In your copy, repeat the records exactly and leave out the pictures.
• • • • •
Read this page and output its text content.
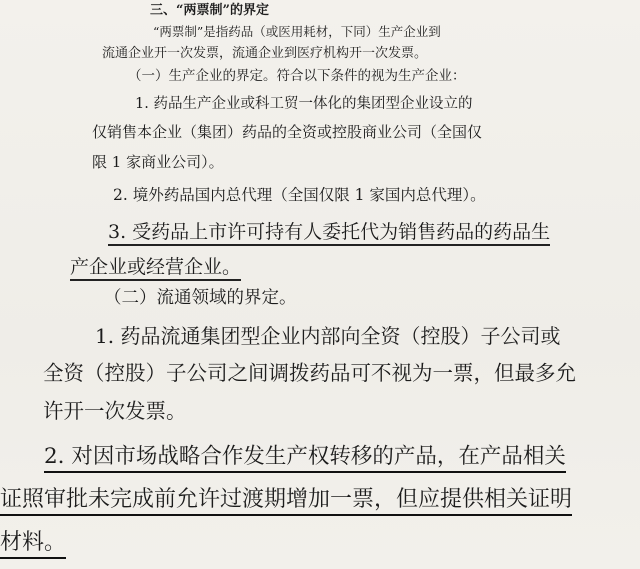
三、“两票制”的界定
“两票制”是指药品（或医用耗材，下同）生产企业到
流通企业开一次发票，流通企业到医疗机构开一次发票。
（一）生产企业的界定。符合以下条件的视为生产企业：
1. 药品生产企业或科工贸一体化的集团型企业设立的
仅销售本企业（集团）药品的全资或控股商业公司（全国仅
限 1 家商业公司）。
2. 境外药品国内总代理（全国仅限 1 家国内总代理）。
3. 受药品上市许可持有人委托代为销售药品的药品生
产企业或经营企业。
（二）流通领域的界定。
1. 药品流通集团型企业内部向全资（控股）子公司或
全资（控股）子公司之间调拨药品可不视为一票，但最多允
许开一次发票。
2. 对因市场战略合作发生产权转移的产品，在产品相关
证照审批未完成前允许过渡期增加一票，但应提供相关证明
材料。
• • • • •
• [Exercise output]:
Read this page and output its text content.
三、“两票制”的界定
“两票制”是指药品（或医用耗材，下同）生产企业到
流通企业开一次发票，流通企业到医疗机构开一次发票。
（一）生产企业的界定。符合以下条件的视为生产企业：
1. 药品生产企业或科工贸一体化的集团型企业设立的
仅销售本企业（集团）药品的全资或控股商业公司（全国仅
限 1 家商业公司）。
2. 境外药品国内总代理（全国仅限 1 家国内总代理）。
3. 受药品上市许可持有人委托代为销售药品的药品生
产企业或经营企业。
（二）流通领域的界定。
1. 药品流通集团型企业内部向全资（控股）子公司或
全资（控股）子公司之间调拨药品可不视为一票，但最多允
许开一次发票。
2. 对因市场战略合作发生产权转移的产品，在产品相关
证照审批未完成前允许过渡期增加一票，但应提供相关证明
材料。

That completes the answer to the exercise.